▶ [Stated exercise]: Reproduce the records below exactly as they appear.

▶ [Input]:

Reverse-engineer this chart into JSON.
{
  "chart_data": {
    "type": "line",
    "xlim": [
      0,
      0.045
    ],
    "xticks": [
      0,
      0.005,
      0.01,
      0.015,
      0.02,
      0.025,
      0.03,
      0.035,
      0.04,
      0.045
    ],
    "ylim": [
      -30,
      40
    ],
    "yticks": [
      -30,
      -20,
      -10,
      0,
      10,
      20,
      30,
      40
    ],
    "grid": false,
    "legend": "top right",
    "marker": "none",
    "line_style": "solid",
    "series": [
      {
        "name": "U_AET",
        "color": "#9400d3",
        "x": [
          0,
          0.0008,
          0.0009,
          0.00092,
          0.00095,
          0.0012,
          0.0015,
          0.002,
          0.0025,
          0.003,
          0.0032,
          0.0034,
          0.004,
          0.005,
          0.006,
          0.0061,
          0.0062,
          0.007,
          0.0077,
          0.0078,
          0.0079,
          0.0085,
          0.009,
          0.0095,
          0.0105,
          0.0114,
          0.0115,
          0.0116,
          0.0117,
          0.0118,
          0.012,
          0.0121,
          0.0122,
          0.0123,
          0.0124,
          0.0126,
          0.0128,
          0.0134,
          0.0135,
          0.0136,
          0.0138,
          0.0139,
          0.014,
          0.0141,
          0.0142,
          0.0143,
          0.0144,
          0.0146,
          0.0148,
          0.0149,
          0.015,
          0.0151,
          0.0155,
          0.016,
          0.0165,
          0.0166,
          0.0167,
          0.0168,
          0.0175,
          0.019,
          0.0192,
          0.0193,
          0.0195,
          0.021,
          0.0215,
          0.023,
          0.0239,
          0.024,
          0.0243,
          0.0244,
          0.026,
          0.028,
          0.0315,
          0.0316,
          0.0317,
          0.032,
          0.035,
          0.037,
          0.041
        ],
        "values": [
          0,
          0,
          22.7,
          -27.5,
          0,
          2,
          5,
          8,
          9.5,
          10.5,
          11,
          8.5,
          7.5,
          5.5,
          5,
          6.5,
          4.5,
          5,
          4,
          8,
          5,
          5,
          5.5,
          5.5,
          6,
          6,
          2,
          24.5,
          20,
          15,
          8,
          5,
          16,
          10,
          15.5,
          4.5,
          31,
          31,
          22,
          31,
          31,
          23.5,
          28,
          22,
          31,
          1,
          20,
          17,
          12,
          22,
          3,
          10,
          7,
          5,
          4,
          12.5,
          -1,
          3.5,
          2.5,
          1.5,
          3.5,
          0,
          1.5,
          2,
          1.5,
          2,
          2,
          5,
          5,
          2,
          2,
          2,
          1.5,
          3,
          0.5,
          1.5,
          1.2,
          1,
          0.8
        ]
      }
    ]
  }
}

▶ [Correct answer]:
Reverse-engineer this chart into JSON.
{
  "chart_data": {
    "type": "line",
    "xlim": [
      0,
      0.045
    ],
    "xticks": [
      0,
      0.005,
      0.01,
      0.015,
      0.02,
      0.025,
      0.03,
      0.035,
      0.04,
      0.045
    ],
    "ylim": [
      -30,
      40
    ],
    "yticks": [
      -30,
      -20,
      -10,
      0,
      10,
      20,
      30,
      40
    ],
    "grid": false,
    "legend": "top right",
    "marker": "none",
    "line_style": "solid",
    "series": [
      {
        "name": "U_AET",
        "color": "#9400d3",
        "x": [
          0,
          0.0008,
          0.0009,
          0.00092,
          0.00095,
          0.0012,
          0.0015,
          0.002,
          0.0025,
          0.003,
          0.0032,
          0.0034,
          0.004,
          0.005,
          0.006,
          0.0061,
          0.0062,
          0.007,
          0.0077,
          0.0078,
          0.0079,
          0.0085,
          0.009,
          0.0095,
          0.0105,
          0.0114,
          0.0115,
          0.0116,
          0.0117,
          0.0118,
          0.012,
          0.0121,
          0.0122,
          0.0123,
          0.0124,
          0.0126,
          0.0128,
          0.0134,
          0.0135,
          0.0136,
          0.0138,
          0.0139,
          0.014,
          0.0141,
          0.0142,
          0.0143,
          0.0144,
          0.0146,
          0.0148,
          0.0149,
          0.015,
          0.0151,
          0.0155,
          0.016,
          0.0165,
          0.0166,
          0.0167,
          0.0168,
          0.0175,
          0.019,
          0.0192,
          0.0193,
          0.0195,
          0.021,
          0.0215,
          0.023,
          0.0239,
          0.024,
          0.0243,
          0.0244,
          0.026,
          0.028,
          0.0315,
          0.0316,
          0.0317,
          0.032,
          0.035,
          0.037,
          0.041
        ],
        "values": [
          0,
          0,
          22.7,
          -27.5,
          0,
          2,
          5,
          8,
          9.5,
          10.5,
          11,
          8.5,
          7.5,
          5.5,
          5,
          6.5,
          4.5,
          5,
          4,
          8,
          5,
          5,
          5.5,
          5.5,
          6,
          6,
          2,
          24.5,
          20,
          15,
          8,
          5,
          16,
          10,
          15.5,
          4.5,
          31,
          31,
          22,
          31,
          31,
          23.5,
          28,
          22,
          31,
          1,
          20,
          17,
          12,
          22,
          3,
          10,
          7,
          5,
          4,
          12.5,
          -1,
          3.5,
          2.5,
          1.5,
          3.5,
          0,
          1.5,
          2,
          1.5,
          2,
          2,
          5,
          5,
          2,
          2,
          2,
          1.5,
          3,
          0.5,
          1.5,
          1.2,
          1,
          0.8
        ]
      }
    ]
  }
}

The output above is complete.